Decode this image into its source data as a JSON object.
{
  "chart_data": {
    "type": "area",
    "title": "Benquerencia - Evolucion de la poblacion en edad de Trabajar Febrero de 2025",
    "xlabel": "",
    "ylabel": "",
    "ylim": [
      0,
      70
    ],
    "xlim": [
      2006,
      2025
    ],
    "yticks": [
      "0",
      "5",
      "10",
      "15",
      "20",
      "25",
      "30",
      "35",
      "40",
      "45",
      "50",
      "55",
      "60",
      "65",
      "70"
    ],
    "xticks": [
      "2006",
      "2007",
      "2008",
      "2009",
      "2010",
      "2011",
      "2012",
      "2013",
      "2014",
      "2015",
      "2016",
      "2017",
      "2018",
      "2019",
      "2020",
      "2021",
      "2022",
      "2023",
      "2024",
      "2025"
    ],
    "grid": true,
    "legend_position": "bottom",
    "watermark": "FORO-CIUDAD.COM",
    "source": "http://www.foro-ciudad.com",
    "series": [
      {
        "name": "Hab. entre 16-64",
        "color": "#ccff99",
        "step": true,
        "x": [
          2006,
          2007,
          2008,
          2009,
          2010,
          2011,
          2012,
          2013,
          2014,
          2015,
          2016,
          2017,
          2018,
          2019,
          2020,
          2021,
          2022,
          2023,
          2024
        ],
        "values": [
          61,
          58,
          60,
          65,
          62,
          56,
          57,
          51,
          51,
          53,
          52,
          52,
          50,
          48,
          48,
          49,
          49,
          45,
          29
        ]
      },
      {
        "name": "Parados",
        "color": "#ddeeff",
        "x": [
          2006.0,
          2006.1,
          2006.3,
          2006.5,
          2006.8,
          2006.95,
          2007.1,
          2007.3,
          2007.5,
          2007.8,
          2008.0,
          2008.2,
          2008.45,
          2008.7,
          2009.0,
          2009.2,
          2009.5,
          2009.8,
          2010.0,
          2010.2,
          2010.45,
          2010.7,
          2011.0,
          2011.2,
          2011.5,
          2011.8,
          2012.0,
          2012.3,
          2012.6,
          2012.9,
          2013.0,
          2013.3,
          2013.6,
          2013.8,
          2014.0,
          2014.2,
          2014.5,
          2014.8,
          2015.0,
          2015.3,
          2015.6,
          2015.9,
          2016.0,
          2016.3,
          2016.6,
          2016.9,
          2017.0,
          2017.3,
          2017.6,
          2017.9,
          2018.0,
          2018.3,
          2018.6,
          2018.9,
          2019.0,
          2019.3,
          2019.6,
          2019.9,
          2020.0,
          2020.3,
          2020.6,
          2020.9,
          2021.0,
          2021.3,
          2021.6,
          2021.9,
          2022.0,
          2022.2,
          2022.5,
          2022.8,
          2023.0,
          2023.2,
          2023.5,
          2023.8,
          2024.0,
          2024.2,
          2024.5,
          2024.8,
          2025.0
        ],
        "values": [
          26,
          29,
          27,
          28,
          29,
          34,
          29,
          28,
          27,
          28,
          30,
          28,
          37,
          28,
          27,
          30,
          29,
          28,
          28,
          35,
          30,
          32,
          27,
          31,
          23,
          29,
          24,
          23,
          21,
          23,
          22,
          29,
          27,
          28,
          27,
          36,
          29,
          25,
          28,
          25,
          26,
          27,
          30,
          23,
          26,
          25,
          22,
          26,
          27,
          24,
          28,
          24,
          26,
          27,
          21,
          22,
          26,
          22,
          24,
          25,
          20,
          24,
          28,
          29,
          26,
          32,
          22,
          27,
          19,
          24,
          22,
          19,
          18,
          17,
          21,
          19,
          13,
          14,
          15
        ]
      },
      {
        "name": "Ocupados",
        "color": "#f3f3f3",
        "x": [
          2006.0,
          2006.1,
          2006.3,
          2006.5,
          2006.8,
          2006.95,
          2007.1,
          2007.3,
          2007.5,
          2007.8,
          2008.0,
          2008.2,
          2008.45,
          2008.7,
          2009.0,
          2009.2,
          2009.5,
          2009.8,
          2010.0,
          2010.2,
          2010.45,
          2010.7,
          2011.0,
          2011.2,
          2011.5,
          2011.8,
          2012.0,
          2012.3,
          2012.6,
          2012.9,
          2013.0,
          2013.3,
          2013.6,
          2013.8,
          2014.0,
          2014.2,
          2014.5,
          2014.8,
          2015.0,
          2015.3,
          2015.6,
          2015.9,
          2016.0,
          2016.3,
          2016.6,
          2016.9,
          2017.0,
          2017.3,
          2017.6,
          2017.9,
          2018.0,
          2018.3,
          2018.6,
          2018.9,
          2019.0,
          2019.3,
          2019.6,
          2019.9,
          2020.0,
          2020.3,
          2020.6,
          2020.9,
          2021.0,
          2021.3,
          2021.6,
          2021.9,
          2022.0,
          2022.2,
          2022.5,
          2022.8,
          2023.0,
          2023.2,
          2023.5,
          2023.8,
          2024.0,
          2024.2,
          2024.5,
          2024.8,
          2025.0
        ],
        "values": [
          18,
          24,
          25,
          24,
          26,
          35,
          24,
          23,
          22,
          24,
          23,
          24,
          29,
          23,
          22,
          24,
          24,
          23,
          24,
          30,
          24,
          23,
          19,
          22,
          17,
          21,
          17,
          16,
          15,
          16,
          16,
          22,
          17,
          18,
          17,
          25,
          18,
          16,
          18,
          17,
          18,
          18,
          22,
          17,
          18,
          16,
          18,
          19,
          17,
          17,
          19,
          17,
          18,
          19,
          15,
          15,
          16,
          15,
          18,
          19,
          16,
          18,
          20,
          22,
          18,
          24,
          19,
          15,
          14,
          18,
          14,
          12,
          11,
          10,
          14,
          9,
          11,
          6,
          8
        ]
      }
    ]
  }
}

_ _ _ _ _ _ _

Which lines contain the word "name"? Return each of them.

        "name": "Hab. entre 16-64",
        "name": "Parados",
        "name": "Ocupados",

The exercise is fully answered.